Present the following entries again, word for word and in full.

Dataset rows:
____________________

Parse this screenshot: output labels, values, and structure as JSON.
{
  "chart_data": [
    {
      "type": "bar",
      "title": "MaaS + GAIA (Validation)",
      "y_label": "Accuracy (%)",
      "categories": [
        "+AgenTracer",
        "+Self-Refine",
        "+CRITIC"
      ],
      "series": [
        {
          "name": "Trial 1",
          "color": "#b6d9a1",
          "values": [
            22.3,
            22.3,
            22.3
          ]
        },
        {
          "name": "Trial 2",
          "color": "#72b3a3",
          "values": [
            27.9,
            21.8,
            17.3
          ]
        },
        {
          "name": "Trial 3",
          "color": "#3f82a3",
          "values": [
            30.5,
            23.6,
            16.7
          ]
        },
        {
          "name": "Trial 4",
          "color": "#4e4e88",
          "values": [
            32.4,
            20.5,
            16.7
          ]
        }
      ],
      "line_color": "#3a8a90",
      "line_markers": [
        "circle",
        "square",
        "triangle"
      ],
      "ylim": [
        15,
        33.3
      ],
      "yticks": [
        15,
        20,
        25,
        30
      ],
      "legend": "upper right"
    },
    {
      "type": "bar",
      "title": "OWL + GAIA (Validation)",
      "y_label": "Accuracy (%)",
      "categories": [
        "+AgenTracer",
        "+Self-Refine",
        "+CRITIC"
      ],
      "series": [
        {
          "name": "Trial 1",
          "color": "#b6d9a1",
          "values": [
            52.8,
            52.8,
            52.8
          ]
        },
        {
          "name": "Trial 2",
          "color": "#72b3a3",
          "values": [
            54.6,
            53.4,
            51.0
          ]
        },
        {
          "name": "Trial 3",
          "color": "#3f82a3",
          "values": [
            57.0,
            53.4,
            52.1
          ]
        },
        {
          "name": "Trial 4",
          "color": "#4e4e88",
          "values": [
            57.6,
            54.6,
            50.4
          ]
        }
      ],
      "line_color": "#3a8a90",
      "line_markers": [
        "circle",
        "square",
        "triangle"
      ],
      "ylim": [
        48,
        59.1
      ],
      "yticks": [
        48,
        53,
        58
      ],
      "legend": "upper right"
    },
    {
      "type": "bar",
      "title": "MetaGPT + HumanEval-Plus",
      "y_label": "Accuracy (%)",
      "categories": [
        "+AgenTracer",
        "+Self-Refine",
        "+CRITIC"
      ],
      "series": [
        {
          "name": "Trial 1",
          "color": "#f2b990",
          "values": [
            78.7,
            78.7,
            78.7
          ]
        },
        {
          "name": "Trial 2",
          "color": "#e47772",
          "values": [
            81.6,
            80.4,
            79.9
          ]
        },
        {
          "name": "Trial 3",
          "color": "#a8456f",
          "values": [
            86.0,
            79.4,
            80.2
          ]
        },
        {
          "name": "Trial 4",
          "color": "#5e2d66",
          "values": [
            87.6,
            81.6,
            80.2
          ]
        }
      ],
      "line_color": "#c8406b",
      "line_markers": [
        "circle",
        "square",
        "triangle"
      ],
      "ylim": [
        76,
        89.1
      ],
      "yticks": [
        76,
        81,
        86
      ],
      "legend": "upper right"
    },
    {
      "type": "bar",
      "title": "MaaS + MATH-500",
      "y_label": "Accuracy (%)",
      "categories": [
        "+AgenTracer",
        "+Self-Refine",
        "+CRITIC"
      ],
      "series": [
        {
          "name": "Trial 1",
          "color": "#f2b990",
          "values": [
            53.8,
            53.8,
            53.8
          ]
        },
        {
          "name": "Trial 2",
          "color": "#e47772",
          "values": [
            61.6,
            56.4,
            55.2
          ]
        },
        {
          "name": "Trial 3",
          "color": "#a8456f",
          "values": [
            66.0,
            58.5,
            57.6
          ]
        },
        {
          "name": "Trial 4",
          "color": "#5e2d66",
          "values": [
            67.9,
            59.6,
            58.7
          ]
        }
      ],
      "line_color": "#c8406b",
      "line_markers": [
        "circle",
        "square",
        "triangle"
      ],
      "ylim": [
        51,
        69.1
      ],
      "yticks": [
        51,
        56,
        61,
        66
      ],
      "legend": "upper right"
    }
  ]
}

____________________

Exercise response:
Parse this screenshot: output labels, values, and structure as JSON.
{
  "chart_data": [
    {
      "type": "bar",
      "title": "MaaS + GAIA (Validation)",
      "y_label": "Accuracy (%)",
      "categories": [
        "+AgenTracer",
        "+Self-Refine",
        "+CRITIC"
      ],
      "series": [
        {
          "name": "Trial 1",
          "color": "#b6d9a1",
          "values": [
            22.3,
            22.3,
            22.3
          ]
        },
        {
          "name": "Trial 2",
          "color": "#72b3a3",
          "values": [
            27.9,
            21.8,
            17.3
          ]
        },
        {
          "name": "Trial 3",
          "color": "#3f82a3",
          "values": [
            30.5,
            23.6,
            16.7
          ]
        },
        {
          "name": "Trial 4",
          "color": "#4e4e88",
          "values": [
            32.4,
            20.5,
            16.7
          ]
        }
      ],
      "line_color": "#3a8a90",
      "line_markers": [
        "circle",
        "square",
        "triangle"
      ],
      "ylim": [
        15,
        33.3
      ],
      "yticks": [
        15,
        20,
        25,
        30
      ],
      "legend": "upper right"
    },
    {
      "type": "bar",
      "title": "OWL + GAIA (Validation)",
      "y_label": "Accuracy (%)",
      "categories": [
        "+AgenTracer",
        "+Self-Refine",
        "+CRITIC"
      ],
      "series": [
        {
          "name": "Trial 1",
          "color": "#b6d9a1",
          "values": [
            52.8,
            52.8,
            52.8
          ]
        },
        {
          "name": "Trial 2",
          "color": "#72b3a3",
          "values": [
            54.6,
            53.4,
            51.0
          ]
        },
        {
          "name": "Trial 3",
          "color": "#3f82a3",
          "values": [
            57.0,
            53.4,
            52.1
          ]
        },
        {
          "name": "Trial 4",
          "color": "#4e4e88",
          "values": [
            57.6,
            54.6,
            50.4
          ]
        }
      ],
      "line_color": "#3a8a90",
      "line_markers": [
        "circle",
        "square",
        "triangle"
      ],
      "ylim": [
        48,
        59.1
      ],
      "yticks": [
        48,
        53,
        58
      ],
      "legend": "upper right"
    },
    {
      "type": "bar",
      "title": "MetaGPT + HumanEval-Plus",
      "y_label": "Accuracy (%)",
      "categories": [
        "+AgenTracer",
        "+Self-Refine",
        "+CRITIC"
      ],
      "series": [
        {
          "name": "Trial 1",
          "color": "#f2b990",
          "values": [
            78.7,
            78.7,
            78.7
          ]
        },
        {
          "name": "Trial 2",
          "color": "#e47772",
          "values": [
            81.6,
            80.4,
            79.9
          ]
        },
        {
          "name": "Trial 3",
          "color": "#a8456f",
          "values": [
            86.0,
            79.4,
            80.2
          ]
        },
        {
          "name": "Trial 4",
          "color": "#5e2d66",
          "values": [
            87.6,
            81.6,
            80.2
          ]
        }
      ],
      "line_color": "#c8406b",
      "line_markers": [
        "circle",
        "square",
        "triangle"
      ],
      "ylim": [
        76,
        89.1
      ],
      "yticks": [
        76,
        81,
        86
      ],
      "legend": "upper right"
    },
    {
      "type": "bar",
      "title": "MaaS + MATH-500",
      "y_label": "Accuracy (%)",
      "categories": [
        "+AgenTracer",
        "+Self-Refine",
        "+CRITIC"
      ],
      "series": [
        {
          "name": "Trial 1",
          "color": "#f2b990",
          "values": [
            53.8,
            53.8,
            53.8
          ]
        },
        {
          "name": "Trial 2",
          "color": "#e47772",
          "values": [
            61.6,
            56.4,
            55.2
          ]
        },
        {
          "name": "Trial 3",
          "color": "#a8456f",
          "values": [
            66.0,
            58.5,
            57.6
          ]
        },
        {
          "name": "Trial 4",
          "color": "#5e2d66",
          "values": [
            67.9,
            59.6,
            58.7
          ]
        }
      ],
      "line_color": "#c8406b",
      "line_markers": [
        "circle",
        "square",
        "triangle"
      ],
      "ylim": [
        51,
        69.1
      ],
      "yticks": [
        51,
        56,
        61,
        66
      ],
      "legend": "upper right"
    }
  ]
}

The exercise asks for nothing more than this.